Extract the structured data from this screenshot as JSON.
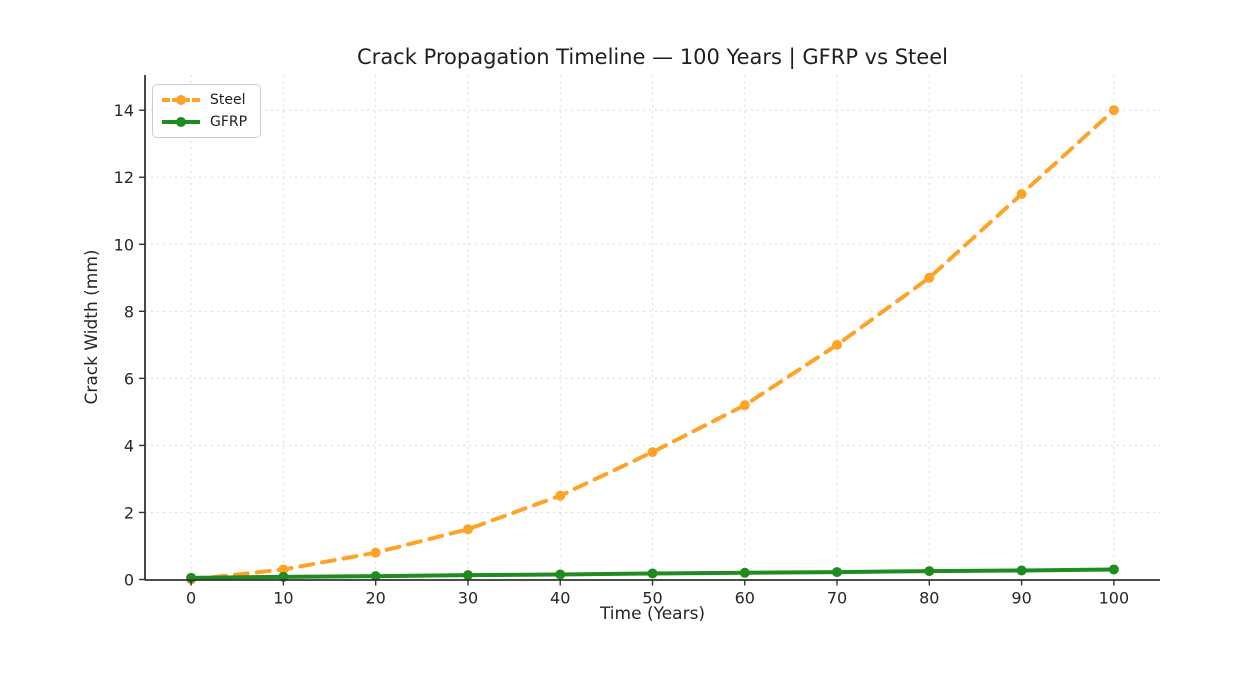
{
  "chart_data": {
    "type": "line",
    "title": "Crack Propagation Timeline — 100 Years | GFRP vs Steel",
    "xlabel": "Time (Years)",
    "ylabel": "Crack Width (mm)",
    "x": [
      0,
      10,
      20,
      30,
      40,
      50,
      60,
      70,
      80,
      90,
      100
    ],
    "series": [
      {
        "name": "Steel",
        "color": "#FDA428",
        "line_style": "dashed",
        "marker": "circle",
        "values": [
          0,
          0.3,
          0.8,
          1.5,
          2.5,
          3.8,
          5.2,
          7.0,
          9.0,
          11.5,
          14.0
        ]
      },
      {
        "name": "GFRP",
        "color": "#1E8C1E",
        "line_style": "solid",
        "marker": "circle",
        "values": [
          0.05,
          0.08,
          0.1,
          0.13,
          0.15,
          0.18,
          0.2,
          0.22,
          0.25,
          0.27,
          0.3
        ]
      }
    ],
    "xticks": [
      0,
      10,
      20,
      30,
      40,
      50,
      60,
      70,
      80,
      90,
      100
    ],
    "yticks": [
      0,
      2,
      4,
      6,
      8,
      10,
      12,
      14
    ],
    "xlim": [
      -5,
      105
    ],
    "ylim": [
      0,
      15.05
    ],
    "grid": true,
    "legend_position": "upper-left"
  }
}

### [Stated goal]
Set down every record once more, word for word, without pictures.

### [The output]
Extract the structured data from this screenshot as JSON.
{
  "chart_data": {
    "type": "line",
    "title": "Crack Propagation Timeline — 100 Years | GFRP vs Steel",
    "xlabel": "Time (Years)",
    "ylabel": "Crack Width (mm)",
    "x": [
      0,
      10,
      20,
      30,
      40,
      50,
      60,
      70,
      80,
      90,
      100
    ],
    "series": [
      {
        "name": "Steel",
        "color": "#FDA428",
        "line_style": "dashed",
        "marker": "circle",
        "values": [
          0,
          0.3,
          0.8,
          1.5,
          2.5,
          3.8,
          5.2,
          7.0,
          9.0,
          11.5,
          14.0
        ]
      },
      {
        "name": "GFRP",
        "color": "#1E8C1E",
        "line_style": "solid",
        "marker": "circle",
        "values": [
          0.05,
          0.08,
          0.1,
          0.13,
          0.15,
          0.18,
          0.2,
          0.22,
          0.25,
          0.27,
          0.3
        ]
      }
    ],
    "xticks": [
      0,
      10,
      20,
      30,
      40,
      50,
      60,
      70,
      80,
      90,
      100
    ],
    "yticks": [
      0,
      2,
      4,
      6,
      8,
      10,
      12,
      14
    ],
    "xlim": [
      -5,
      105
    ],
    "ylim": [
      0,
      15.05
    ],
    "grid": true,
    "legend_position": "upper-left"
  }
}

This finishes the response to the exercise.